[Stored items from a collection]
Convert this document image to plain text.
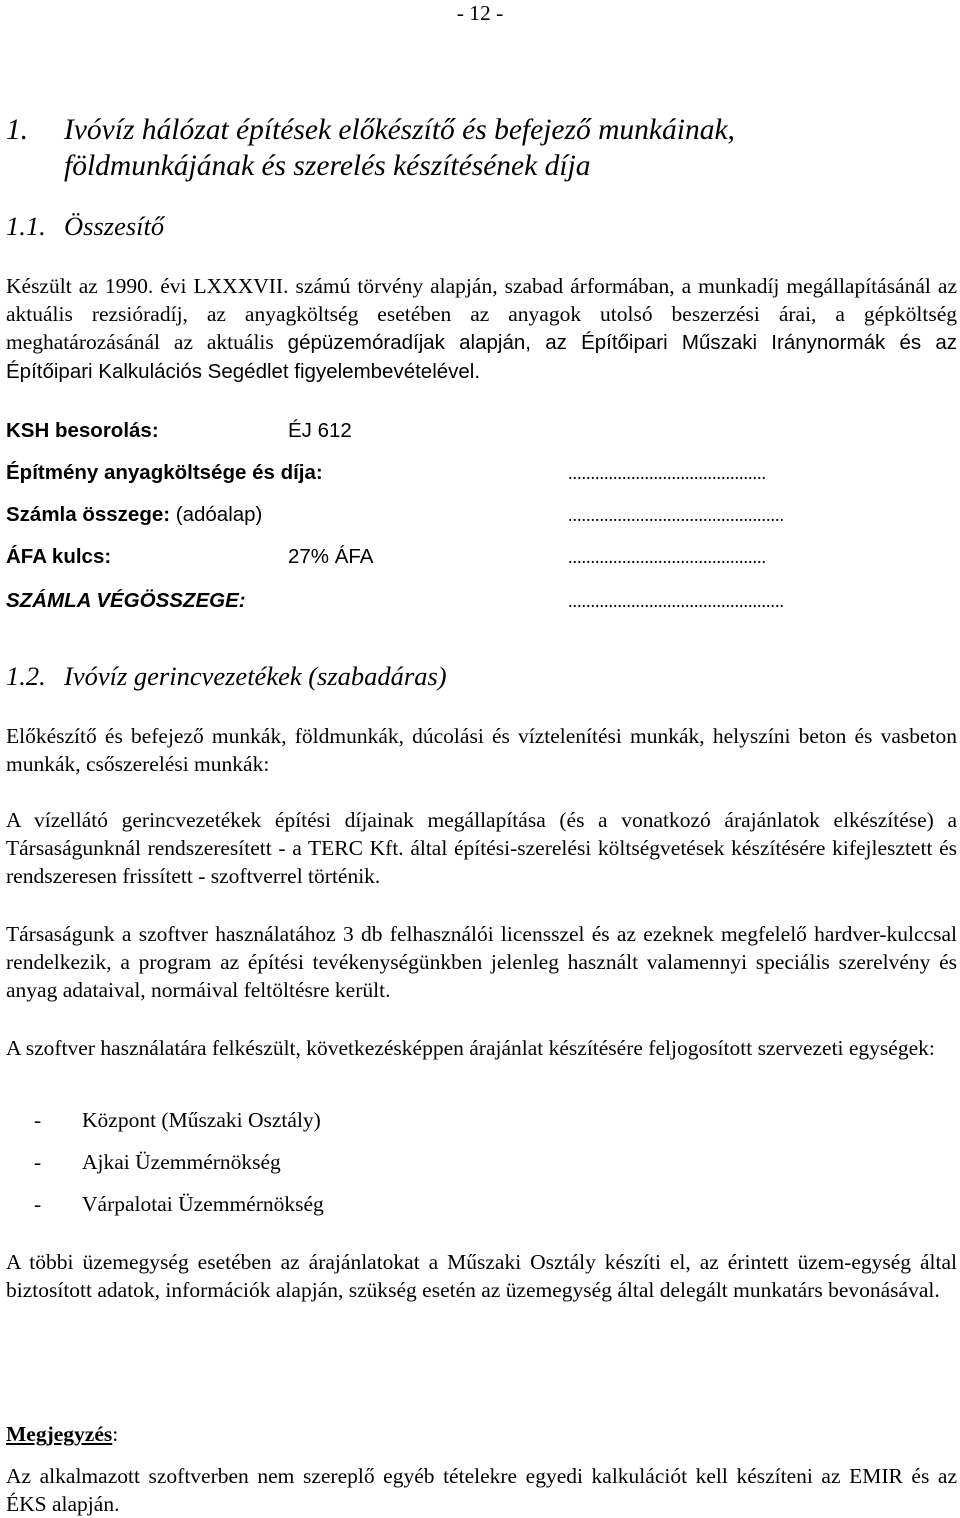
- 12 -
1. Ivóvíz hálózat építések előkészítő és befejező munkáinak, földmunkájának és szerelés készítésének díja
1.1. Összesítő
Készült az 1990. évi LXXXVII. számú törvény alapján, szabad árformában, a munkadíj megállapításánál az aktuális rezsióradíj, az anyagköltség esetében az anyagok utolsó beszerzési árai, a gépköltség meghatározásánál az aktuális gépüzemóradíjak alapján, az Építőipari Műszaki Iránynormák és az Építőipari Kalkulációs Segédlet figyelembevételével.
KSH besorolás:	ÉJ 612
Építmény anyagköltsége és díja:	............................................
Számla összege: (adóalap)	................................................
ÁFA kulcs:	27% ÁFA	............................................
SZÁMLA VÉGÖSSZEGE:	................................................
1.2. Ivóvíz gerincvezetékek (szabadáras)
Előkészítő és befejező munkák, földmunkák, dúcolási és víztelenítési munkák, helyszíni beton és vasbeton munkák, csőszerelési munkák:
A vízellátó gerincvezetékek építési díjainak megállapítása (és a vonatkozó árajánlatok elkészítése) a Társaságunknál rendszeresített - a TERC Kft. által építési-szerelési költségvetések készítésére kifejlesztett és rendszeresen frissített - szoftverrel történik.
Társaságunk a szoftver használatához 3 db felhasználói licensszel és az ezeknek megfelelő hardver-kulccsal rendelkezik, a program az építési tevékenységünkben jelenleg használt valamennyi speciális szerelvény és anyag adataival, normáival feltöltésre került.
A szoftver használatára felkészült, következésképpen árajánlat készítésére feljogosított szervezeti egységek:
- Központ (Műszaki Osztály)
- Ajkai Üzemmérnökség
- Várpalotai Üzemmérnökség
A többi üzemegység esetében az árajánlatokat a Műszaki Osztály készíti el, az érintett üzem-egység által biztosított adatok, információk alapján, szükség esetén az üzemegység által delegált munkatárs bevonásával.
Megjegyzés:
Az alkalmazott szoftverben nem szereplő egyéb tételekre egyedi kalkulációt kell készíteni az EMIR és az ÉKS alapján.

## Request
Each line above is to be copied verbatim. Drop any image from the copy.

## Problem solution
Convert this document image to plain text.
- 12 -
1. Ivóvíz hálózat építések előkészítő és befejező munkáinak, földmunkájának és szerelés készítésének díja
1.1. Összesítő
Készült az 1990. évi LXXXVII. számú törvény alapján, szabad árformában, a munkadíj megállapításánál az aktuális rezsióradíj, az anyagköltség esetében az anyagok utolsó beszerzési árai, a gépköltség meghatározásánál az aktuális gépüzemóradíjak alapján, az Építőipari Műszaki Iránynormák és az Építőipari Kalkulációs Segédlet figyelembevételével.
KSH besorolás:	ÉJ 612
Építmény anyagköltsége és díja:	............................................
Számla összege: (adóalap)	................................................
ÁFA kulcs:	27% ÁFA	............................................
SZÁMLA VÉGÖSSZEGE:	................................................
1.2. Ivóvíz gerincvezetékek (szabadáras)
Előkészítő és befejező munkák, földmunkák, dúcolási és víztelenítési munkák, helyszíni beton és vasbeton munkák, csőszerelési munkák:
A vízellátó gerincvezetékek építési díjainak megállapítása (és a vonatkozó árajánlatok elkészítése) a Társaságunknál rendszeresített - a TERC Kft. által építési-szerelési költségvetések készítésére kifejlesztett és rendszeresen frissített - szoftverrel történik.
Társaságunk a szoftver használatához 3 db felhasználói licensszel és az ezeknek megfelelő hardver-kulccsal rendelkezik, a program az építési tevékenységünkben jelenleg használt valamennyi speciális szerelvény és anyag adataival, normáival feltöltésre került.
A szoftver használatára felkészült, következésképpen árajánlat készítésére feljogosított szervezeti egységek:
- Központ (Műszaki Osztály)
- Ajkai Üzemmérnökség
- Várpalotai Üzemmérnökség
A többi üzemegység esetében az árajánlatokat a Műszaki Osztály készíti el, az érintett üzem-egység által biztosított adatok, információk alapján, szükség esetén az üzemegység által delegált munkatárs bevonásával.
Megjegyzés:
Az alkalmazott szoftverben nem szereplő egyéb tételekre egyedi kalkulációt kell készíteni az EMIR és az ÉKS alapján.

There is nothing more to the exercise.